### Short exercise
In the records that follow, show each line where the word "COMMUNITY" is present.

(Records)
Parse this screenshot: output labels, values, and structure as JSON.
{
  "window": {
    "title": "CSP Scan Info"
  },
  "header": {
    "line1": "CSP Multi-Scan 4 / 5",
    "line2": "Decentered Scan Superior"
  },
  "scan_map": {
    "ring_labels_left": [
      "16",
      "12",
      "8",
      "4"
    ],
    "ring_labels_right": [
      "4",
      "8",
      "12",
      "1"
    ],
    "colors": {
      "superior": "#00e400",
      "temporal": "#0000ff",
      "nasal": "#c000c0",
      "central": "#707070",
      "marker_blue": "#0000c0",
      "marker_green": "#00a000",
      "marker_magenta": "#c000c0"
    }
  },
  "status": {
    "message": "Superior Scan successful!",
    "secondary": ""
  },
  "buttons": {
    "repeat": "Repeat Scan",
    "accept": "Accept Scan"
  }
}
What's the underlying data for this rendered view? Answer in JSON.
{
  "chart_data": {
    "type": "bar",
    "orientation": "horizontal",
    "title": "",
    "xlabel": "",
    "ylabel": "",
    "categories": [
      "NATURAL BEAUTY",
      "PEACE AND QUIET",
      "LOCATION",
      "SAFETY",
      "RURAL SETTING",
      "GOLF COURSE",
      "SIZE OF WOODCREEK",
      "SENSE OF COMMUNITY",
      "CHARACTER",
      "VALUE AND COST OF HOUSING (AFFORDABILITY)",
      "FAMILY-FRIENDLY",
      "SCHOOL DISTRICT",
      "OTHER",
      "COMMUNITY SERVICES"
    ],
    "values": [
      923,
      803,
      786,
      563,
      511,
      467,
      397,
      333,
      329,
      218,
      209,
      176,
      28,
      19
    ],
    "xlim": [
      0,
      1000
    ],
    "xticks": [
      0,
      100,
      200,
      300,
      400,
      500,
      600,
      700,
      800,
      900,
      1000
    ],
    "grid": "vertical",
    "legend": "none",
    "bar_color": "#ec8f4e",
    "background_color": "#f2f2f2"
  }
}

### The output
      "SENSE OF COMMUNITY",
      "COMMUNITY SERVICES"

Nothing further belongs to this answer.